Begin Raw records

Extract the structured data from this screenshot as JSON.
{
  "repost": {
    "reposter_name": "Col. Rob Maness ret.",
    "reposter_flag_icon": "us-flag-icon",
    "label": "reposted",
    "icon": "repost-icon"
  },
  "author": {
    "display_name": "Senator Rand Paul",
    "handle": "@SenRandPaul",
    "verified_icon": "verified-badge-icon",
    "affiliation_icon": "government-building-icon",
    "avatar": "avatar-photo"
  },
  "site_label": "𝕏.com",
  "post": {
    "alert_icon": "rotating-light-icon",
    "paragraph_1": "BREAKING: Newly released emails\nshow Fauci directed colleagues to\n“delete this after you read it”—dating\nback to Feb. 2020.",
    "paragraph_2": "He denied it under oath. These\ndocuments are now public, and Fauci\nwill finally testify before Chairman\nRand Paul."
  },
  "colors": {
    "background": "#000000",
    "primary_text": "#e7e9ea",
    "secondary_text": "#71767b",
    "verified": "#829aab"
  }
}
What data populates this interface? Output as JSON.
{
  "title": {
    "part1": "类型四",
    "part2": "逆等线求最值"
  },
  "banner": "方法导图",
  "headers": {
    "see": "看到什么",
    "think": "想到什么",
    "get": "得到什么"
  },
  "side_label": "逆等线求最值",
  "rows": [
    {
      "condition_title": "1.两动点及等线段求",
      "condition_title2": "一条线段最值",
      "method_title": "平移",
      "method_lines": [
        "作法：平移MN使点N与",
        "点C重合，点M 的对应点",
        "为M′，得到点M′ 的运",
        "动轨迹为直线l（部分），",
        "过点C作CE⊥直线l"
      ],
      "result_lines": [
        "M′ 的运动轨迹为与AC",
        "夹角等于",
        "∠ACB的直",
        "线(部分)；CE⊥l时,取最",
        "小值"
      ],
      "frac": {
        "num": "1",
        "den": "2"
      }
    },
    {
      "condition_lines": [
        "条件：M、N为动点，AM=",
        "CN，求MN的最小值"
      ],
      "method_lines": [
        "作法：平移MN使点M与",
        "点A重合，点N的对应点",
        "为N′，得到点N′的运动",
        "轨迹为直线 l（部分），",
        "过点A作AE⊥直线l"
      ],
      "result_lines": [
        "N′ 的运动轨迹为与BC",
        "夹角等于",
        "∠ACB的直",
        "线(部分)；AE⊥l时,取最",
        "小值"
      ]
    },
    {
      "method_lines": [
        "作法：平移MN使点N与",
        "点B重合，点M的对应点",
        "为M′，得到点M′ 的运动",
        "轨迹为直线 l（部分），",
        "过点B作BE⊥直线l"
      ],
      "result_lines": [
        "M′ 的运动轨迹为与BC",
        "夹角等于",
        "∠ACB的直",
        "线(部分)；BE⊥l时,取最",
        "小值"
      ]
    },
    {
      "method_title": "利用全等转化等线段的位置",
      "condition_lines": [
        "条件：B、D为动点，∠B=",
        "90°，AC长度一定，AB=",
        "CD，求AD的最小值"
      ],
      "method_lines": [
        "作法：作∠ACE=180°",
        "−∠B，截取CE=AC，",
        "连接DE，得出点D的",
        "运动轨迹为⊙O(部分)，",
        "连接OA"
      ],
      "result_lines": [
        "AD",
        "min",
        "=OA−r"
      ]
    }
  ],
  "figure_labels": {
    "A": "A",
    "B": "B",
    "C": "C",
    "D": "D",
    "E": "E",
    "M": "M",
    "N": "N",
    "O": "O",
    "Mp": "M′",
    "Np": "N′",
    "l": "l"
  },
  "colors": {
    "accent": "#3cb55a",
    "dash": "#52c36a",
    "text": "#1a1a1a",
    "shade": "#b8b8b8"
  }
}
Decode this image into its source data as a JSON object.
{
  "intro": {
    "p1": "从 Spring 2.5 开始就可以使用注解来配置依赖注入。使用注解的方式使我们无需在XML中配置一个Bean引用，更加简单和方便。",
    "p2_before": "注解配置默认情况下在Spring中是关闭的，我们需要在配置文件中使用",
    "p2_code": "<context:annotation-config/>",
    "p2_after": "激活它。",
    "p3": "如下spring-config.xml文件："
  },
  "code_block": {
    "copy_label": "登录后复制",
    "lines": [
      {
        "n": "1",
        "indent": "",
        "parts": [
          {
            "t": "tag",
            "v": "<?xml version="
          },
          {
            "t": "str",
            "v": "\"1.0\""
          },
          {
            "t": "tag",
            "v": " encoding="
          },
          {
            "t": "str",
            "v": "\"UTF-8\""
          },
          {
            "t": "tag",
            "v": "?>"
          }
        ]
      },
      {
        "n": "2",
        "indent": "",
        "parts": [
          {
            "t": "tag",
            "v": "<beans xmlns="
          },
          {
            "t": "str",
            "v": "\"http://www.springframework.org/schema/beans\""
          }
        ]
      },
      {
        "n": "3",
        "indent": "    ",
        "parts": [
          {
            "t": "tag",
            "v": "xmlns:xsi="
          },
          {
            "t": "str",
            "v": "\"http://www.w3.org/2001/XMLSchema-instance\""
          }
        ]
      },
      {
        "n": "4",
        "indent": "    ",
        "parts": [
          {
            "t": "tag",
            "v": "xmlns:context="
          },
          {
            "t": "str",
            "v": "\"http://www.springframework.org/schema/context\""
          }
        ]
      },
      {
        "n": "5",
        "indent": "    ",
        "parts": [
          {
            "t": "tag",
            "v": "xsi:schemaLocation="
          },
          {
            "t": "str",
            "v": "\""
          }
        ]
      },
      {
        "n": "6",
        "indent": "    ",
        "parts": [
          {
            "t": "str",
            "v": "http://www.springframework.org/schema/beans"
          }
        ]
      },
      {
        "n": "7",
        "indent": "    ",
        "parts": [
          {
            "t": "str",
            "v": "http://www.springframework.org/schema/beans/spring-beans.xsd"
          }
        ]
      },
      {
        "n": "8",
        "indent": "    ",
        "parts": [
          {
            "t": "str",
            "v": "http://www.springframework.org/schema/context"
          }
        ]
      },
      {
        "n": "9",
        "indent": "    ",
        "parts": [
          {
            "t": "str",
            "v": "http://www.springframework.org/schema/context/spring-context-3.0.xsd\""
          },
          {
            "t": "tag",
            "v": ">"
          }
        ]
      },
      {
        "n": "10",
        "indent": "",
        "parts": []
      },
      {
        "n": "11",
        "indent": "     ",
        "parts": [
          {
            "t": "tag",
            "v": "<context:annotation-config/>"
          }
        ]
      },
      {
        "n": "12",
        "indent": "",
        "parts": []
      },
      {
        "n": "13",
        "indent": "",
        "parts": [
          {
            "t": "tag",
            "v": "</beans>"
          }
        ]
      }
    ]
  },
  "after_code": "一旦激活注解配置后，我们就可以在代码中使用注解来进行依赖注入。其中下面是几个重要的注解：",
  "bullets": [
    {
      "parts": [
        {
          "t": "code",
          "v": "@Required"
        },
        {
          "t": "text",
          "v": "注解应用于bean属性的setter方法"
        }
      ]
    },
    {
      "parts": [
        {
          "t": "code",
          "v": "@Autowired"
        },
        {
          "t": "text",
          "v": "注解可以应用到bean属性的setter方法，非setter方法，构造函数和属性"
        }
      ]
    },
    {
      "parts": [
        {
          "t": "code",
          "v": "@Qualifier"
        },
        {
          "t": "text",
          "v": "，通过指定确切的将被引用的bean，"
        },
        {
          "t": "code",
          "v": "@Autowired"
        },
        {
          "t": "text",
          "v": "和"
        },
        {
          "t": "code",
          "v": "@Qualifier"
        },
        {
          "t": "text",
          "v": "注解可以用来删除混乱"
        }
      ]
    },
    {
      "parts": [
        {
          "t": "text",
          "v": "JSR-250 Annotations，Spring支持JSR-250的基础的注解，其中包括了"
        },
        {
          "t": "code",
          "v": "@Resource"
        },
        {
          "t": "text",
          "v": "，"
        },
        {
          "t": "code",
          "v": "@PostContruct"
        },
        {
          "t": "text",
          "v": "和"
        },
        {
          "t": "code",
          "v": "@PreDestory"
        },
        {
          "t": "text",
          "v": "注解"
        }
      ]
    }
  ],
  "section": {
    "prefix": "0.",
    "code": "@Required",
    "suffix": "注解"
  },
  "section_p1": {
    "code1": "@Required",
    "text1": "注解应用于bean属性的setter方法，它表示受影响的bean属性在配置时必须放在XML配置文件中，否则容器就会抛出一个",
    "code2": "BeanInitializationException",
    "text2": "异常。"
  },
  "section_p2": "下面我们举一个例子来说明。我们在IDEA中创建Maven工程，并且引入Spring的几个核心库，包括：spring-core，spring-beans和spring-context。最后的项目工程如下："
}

End Raw records

How many lines in the listing above contain the string "xmlns"? Answer with the number only.

### Full response:
3